Your goal - Could you transcribe the material below exactly, without leaving out a single line?

Chart and figure data
## BEGIN

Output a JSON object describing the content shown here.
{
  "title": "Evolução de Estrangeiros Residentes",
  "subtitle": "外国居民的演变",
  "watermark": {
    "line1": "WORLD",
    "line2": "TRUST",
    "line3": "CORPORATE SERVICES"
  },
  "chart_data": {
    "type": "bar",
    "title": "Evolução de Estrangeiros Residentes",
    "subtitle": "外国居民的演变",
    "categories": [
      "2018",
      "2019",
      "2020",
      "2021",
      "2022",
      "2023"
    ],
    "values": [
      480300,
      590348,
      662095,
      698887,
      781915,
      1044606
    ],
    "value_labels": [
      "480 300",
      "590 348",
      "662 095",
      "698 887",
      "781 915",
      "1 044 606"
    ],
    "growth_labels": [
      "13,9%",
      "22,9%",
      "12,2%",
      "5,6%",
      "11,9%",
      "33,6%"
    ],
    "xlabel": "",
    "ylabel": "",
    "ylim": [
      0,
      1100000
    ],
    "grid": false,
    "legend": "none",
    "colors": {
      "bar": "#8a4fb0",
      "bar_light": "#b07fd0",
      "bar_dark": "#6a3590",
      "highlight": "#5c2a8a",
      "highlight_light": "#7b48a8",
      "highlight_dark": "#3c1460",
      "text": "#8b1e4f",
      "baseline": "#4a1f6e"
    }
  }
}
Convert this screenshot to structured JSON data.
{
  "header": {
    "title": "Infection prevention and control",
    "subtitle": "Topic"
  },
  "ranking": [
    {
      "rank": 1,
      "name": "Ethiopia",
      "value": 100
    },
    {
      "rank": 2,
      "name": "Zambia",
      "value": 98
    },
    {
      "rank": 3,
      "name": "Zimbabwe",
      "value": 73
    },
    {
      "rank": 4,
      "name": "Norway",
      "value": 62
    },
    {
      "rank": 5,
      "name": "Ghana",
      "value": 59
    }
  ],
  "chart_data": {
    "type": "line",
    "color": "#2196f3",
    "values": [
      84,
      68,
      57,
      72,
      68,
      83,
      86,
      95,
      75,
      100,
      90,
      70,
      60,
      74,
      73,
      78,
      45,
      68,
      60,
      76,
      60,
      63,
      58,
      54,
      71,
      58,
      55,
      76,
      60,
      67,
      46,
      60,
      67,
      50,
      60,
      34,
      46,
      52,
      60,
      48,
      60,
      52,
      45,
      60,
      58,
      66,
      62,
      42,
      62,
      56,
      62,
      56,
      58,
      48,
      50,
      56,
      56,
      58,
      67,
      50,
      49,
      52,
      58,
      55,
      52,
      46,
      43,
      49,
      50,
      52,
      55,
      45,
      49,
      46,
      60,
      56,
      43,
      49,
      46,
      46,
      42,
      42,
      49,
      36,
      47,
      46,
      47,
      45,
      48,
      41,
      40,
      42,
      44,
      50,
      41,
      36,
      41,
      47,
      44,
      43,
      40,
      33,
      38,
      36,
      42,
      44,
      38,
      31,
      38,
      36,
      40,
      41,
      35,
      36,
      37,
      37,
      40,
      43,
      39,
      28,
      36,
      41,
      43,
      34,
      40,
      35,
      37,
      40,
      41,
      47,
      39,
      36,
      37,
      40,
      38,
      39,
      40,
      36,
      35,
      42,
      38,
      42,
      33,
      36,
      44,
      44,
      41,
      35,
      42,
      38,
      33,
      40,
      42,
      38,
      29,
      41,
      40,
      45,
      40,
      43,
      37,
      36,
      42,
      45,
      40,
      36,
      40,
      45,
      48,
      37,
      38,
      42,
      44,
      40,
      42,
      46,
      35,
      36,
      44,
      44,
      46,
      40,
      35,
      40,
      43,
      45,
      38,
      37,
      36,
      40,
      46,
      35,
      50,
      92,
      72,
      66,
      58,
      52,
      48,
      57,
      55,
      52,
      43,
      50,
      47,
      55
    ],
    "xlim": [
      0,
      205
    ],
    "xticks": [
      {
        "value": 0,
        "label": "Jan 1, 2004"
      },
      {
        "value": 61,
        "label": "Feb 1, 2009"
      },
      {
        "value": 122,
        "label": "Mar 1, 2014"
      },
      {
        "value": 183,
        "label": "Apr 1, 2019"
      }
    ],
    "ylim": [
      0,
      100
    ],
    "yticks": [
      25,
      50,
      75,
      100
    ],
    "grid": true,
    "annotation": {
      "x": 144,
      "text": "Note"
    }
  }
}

## END

The solution -
Output a JSON object describing the content shown here.
{
  "title": "Evolução de Estrangeiros Residentes",
  "subtitle": "外国居民的演变",
  "watermark": {
    "line1": "WORLD",
    "line2": "TRUST",
    "line3": "CORPORATE SERVICES"
  },
  "chart_data": {
    "type": "bar",
    "title": "Evolução de Estrangeiros Residentes",
    "subtitle": "外国居民的演变",
    "categories": [
      "2018",
      "2019",
      "2020",
      "2021",
      "2022",
      "2023"
    ],
    "values": [
      480300,
      590348,
      662095,
      698887,
      781915,
      1044606
    ],
    "value_labels": [
      "480 300",
      "590 348",
      "662 095",
      "698 887",
      "781 915",
      "1 044 606"
    ],
    "growth_labels": [
      "13,9%",
      "22,9%",
      "12,2%",
      "5,6%",
      "11,9%",
      "33,6%"
    ],
    "xlabel": "",
    "ylabel": "",
    "ylim": [
      0,
      1100000
    ],
    "grid": false,
    "legend": "none",
    "colors": {
      "bar": "#8a4fb0",
      "bar_light": "#b07fd0",
      "bar_dark": "#6a3590",
      "highlight": "#5c2a8a",
      "highlight_light": "#7b48a8",
      "highlight_dark": "#3c1460",
      "text": "#8b1e4f",
      "baseline": "#4a1f6e"
    }
  }
}
Convert this screenshot to structured JSON data.
{
  "header": {
    "title": "Infection prevention and control",
    "subtitle": "Topic"
  },
  "ranking": [
    {
      "rank": 1,
      "name": "Ethiopia",
      "value": 100
    },
    {
      "rank": 2,
      "name": "Zambia",
      "value": 98
    },
    {
      "rank": 3,
      "name": "Zimbabwe",
      "value": 73
    },
    {
      "rank": 4,
      "name": "Norway",
      "value": 62
    },
    {
      "rank": 5,
      "name": "Ghana",
      "value": 59
    }
  ],
  "chart_data": {
    "type": "line",
    "color": "#2196f3",
    "values": [
      84,
      68,
      57,
      72,
      68,
      83,
      86,
      95,
      75,
      100,
      90,
      70,
      60,
      74,
      73,
      78,
      45,
      68,
      60,
      76,
      60,
      63,
      58,
      54,
      71,
      58,
      55,
      76,
      60,
      67,
      46,
      60,
      67,
      50,
      60,
      34,
      46,
      52,
      60,
      48,
      60,
      52,
      45,
      60,
      58,
      66,
      62,
      42,
      62,
      56,
      62,
      56,
      58,
      48,
      50,
      56,
      56,
      58,
      67,
      50,
      49,
      52,
      58,
      55,
      52,
      46,
      43,
      49,
      50,
      52,
      55,
      45,
      49,
      46,
      60,
      56,
      43,
      49,
      46,
      46,
      42,
      42,
      49,
      36,
      47,
      46,
      47,
      45,
      48,
      41,
      40,
      42,
      44,
      50,
      41,
      36,
      41,
      47,
      44,
      43,
      40,
      33,
      38,
      36,
      42,
      44,
      38,
      31,
      38,
      36,
      40,
      41,
      35,
      36,
      37,
      37,
      40,
      43,
      39,
      28,
      36,
      41,
      43,
      34,
      40,
      35,
      37,
      40,
      41,
      47,
      39,
      36,
      37,
      40,
      38,
      39,
      40,
      36,
      35,
      42,
      38,
      42,
      33,
      36,
      44,
      44,
      41,
      35,
      42,
      38,
      33,
      40,
      42,
      38,
      29,
      41,
      40,
      45,
      40,
      43,
      37,
      36,
      42,
      45,
      40,
      36,
      40,
      45,
      48,
      37,
      38,
      42,
      44,
      40,
      42,
      46,
      35,
      36,
      44,
      44,
      46,
      40,
      35,
      40,
      43,
      45,
      38,
      37,
      36,
      40,
      46,
      35,
      50,
      92,
      72,
      66,
      58,
      52,
      48,
      57,
      55,
      52,
      43,
      50,
      47,
      55
    ],
    "xlim": [
      0,
      205
    ],
    "xticks": [
      {
        "value": 0,
        "label": "Jan 1, 2004"
      },
      {
        "value": 61,
        "label": "Feb 1, 2009"
      },
      {
        "value": 122,
        "label": "Mar 1, 2014"
      },
      {
        "value": 183,
        "label": "Apr 1, 2019"
      }
    ],
    "ylim": [
      0,
      100
    ],
    "yticks": [
      25,
      50,
      75,
      100
    ],
    "grid": true,
    "annotation": {
      "x": 144,
      "text": "Note"
    }
  }
}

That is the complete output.